** Begin Material for the task **

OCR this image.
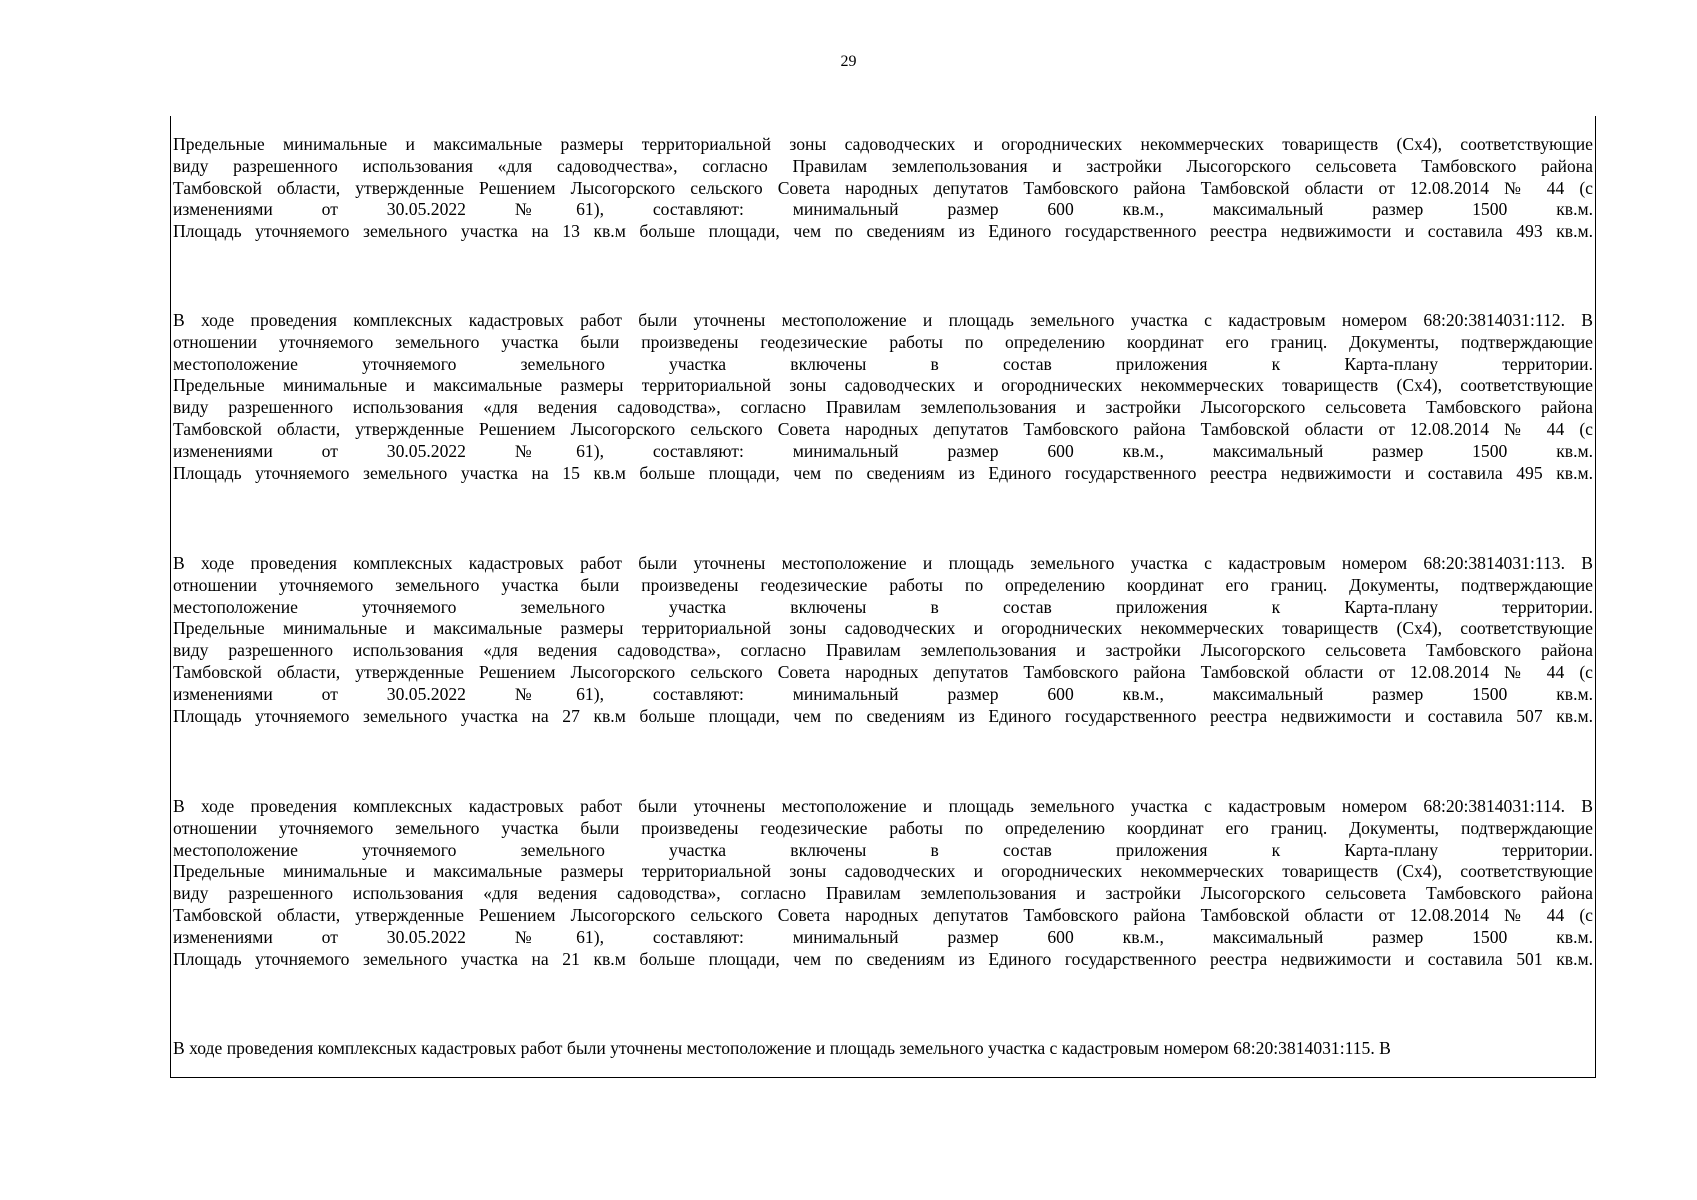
29
Предельные минимальные и максимальные размеры территориальной зоны садоводческих и огороднических некоммерческих товариществ (Сх4), соответствующие
виду разрешенного использования «для садоводчества», согласно Правилам землепользования и застройки Лысогорского сельсовета Тамбовского района
Тамбовской области, утвержденные Решением Лысогорского сельского Совета народных депутатов Тамбовского района Тамбовской области от 12.08.2014 № 44 (с
изменениями от 30.05.2022 №61), составляют: минимальный размер 600 кв.м., максимальный размер 1500 кв.м.
Площадь уточняемого земельного участка на 13 кв.м больше площади, чем по сведениям из Единого государственного реестра недвижимости и составила 493 кв.м.
В ходе проведения комплексных кадастровых работ были уточнены местоположение и площадь земельного участка с кадастровым номером 68:20:3814031:112. В
отношении уточняемого земельного участка были произведены геодезические работы по определению координат его границ. Документы, подтверждающие
местоположение уточняемого земельного участка включены в состав приложения к Карта-плану территории.
Предельные минимальные и максимальные размеры территориальной зоны садоводческих и огороднических некоммерческих товариществ (Сх4), соответствующие
виду разрешенного использования «для ведения садоводства», согласно Правилам землепользования и застройки Лысогорского сельсовета Тамбовского района
Тамбовской области, утвержденные Решением Лысогорского сельского Совета народных депутатов Тамбовского района Тамбовской области от 12.08.2014 № 44 (с
изменениями от 30.05.2022 №61), составляют: минимальный размер 600 кв.м., максимальный размер 1500 кв.м.
Площадь уточняемого земельного участка на 15 кв.м больше площади, чем по сведениям из Единого государственного реестра недвижимости и составила 495 кв.м.
В ходе проведения комплексных кадастровых работ были уточнены местоположение и площадь земельного участка с кадастровым номером 68:20:3814031:113. В
отношении уточняемого земельного участка были произведены геодезические работы по определению координат его границ. Документы, подтверждающие
местоположение уточняемого земельного участка включены в состав приложения к Карта-плану территории.
Предельные минимальные и максимальные размеры территориальной зоны садоводческих и огороднических некоммерческих товариществ (Сх4), соответствующие
виду разрешенного использования «для ведения садоводства», согласно Правилам землепользования и застройки Лысогорского сельсовета Тамбовского района
Тамбовской области, утвержденные Решением Лысогорского сельского Совета народных депутатов Тамбовского района Тамбовской области от 12.08.2014 № 44 (с
изменениями от 30.05.2022 №61), составляют: минимальный размер 600 кв.м., максимальный размер 1500 кв.м.
Площадь уточняемого земельного участка на 27 кв.м больше площади, чем по сведениям из Единого государственного реестра недвижимости и составила 507 кв.м.
В ходе проведения комплексных кадастровых работ были уточнены местоположение и площадь земельного участка с кадастровым номером 68:20:3814031:114. В
отношении уточняемого земельного участка были произведены геодезические работы по определению координат его границ. Документы, подтверждающие
местоположение уточняемого земельного участка включены в состав приложения к Карта-плану территории.
Предельные минимальные и максимальные размеры территориальной зоны садоводческих и огороднических некоммерческих товариществ (Сх4), соответствующие
виду разрешенного использования «для ведения садоводства», согласно Правилам землепользования и застройки Лысогорского сельсовета Тамбовского района
Тамбовской области, утвержденные Решением Лысогорского сельского Совета народных депутатов Тамбовского района Тамбовской области от 12.08.2014 № 44 (с
изменениями от 30.05.2022 №61), составляют: минимальный размер 600 кв.м., максимальный размер 1500 кв.м.
Площадь уточняемого земельного участка на 21 кв.м больше площади, чем по сведениям из Единого государственного реестра недвижимости и составила 501 кв.м.
В ходе проведения комплексных кадастровых работ были уточнены местоположение и площадь земельного участка с кадастровым номером 68:20:3814031:115. В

** End Material for the task **

- [Required task] Reproduce all of the entries word for word, skipping any pictures they hold.

- [Response below]
OCR this image.
29
Предельные минимальные и максимальные размеры территориальной зоны садоводческих и огороднических некоммерческих товариществ (Сх4), соответствующие
виду разрешенного использования «для садоводчества», согласно Правилам землепользования и застройки Лысогорского сельсовета Тамбовского района
Тамбовской области, утвержденные Решением Лысогорского сельского Совета народных депутатов Тамбовского района Тамбовской области от 12.08.2014 № 44 (с
изменениями от 30.05.2022 №61), составляют: минимальный размер 600 кв.м., максимальный размер 1500 кв.м.
Площадь уточняемого земельного участка на 13 кв.м больше площади, чем по сведениям из Единого государственного реестра недвижимости и составила 493 кв.м.
В ходе проведения комплексных кадастровых работ были уточнены местоположение и площадь земельного участка с кадастровым номером 68:20:3814031:112. В
отношении уточняемого земельного участка были произведены геодезические работы по определению координат его границ. Документы, подтверждающие
местоположение уточняемого земельного участка включены в состав приложения к Карта-плану территории.
Предельные минимальные и максимальные размеры территориальной зоны садоводческих и огороднических некоммерческих товариществ (Сх4), соответствующие
виду разрешенного использования «для ведения садоводства», согласно Правилам землепользования и застройки Лысогорского сельсовета Тамбовского района
Тамбовской области, утвержденные Решением Лысогорского сельского Совета народных депутатов Тамбовского района Тамбовской области от 12.08.2014 № 44 (с
изменениями от 30.05.2022 №61), составляют: минимальный размер 600 кв.м., максимальный размер 1500 кв.м.
Площадь уточняемого земельного участка на 15 кв.м больше площади, чем по сведениям из Единого государственного реестра недвижимости и составила 495 кв.м.
В ходе проведения комплексных кадастровых работ были уточнены местоположение и площадь земельного участка с кадастровым номером 68:20:3814031:113. В
отношении уточняемого земельного участка были произведены геодезические работы по определению координат его границ. Документы, подтверждающие
местоположение уточняемого земельного участка включены в состав приложения к Карта-плану территории.
Предельные минимальные и максимальные размеры территориальной зоны садоводческих и огороднических некоммерческих товариществ (Сх4), соответствующие
виду разрешенного использования «для ведения садоводства», согласно Правилам землепользования и застройки Лысогорского сельсовета Тамбовского района
Тамбовской области, утвержденные Решением Лысогорского сельского Совета народных депутатов Тамбовского района Тамбовской области от 12.08.2014 № 44 (с
изменениями от 30.05.2022 №61), составляют: минимальный размер 600 кв.м., максимальный размер 1500 кв.м.
Площадь уточняемого земельного участка на 27 кв.м больше площади, чем по сведениям из Единого государственного реестра недвижимости и составила 507 кв.м.
В ходе проведения комплексных кадастровых работ были уточнены местоположение и площадь земельного участка с кадастровым номером 68:20:3814031:114. В
отношении уточняемого земельного участка были произведены геодезические работы по определению координат его границ. Документы, подтверждающие
местоположение уточняемого земельного участка включены в состав приложения к Карта-плану территории.
Предельные минимальные и максимальные размеры территориальной зоны садоводческих и огороднических некоммерческих товариществ (Сх4), соответствующие
виду разрешенного использования «для ведения садоводства», согласно Правилам землепользования и застройки Лысогорского сельсовета Тамбовского района
Тамбовской области, утвержденные Решением Лысогорского сельского Совета народных депутатов Тамбовского района Тамбовской области от 12.08.2014 № 44 (с
изменениями от 30.05.2022 №61), составляют: минимальный размер 600 кв.м., максимальный размер 1500 кв.м.
Площадь уточняемого земельного участка на 21 кв.м больше площади, чем по сведениям из Единого государственного реестра недвижимости и составила 501 кв.м.
В ходе проведения комплексных кадастровых работ были уточнены местоположение и площадь земельного участка с кадастровым номером 68:20:3814031:115. В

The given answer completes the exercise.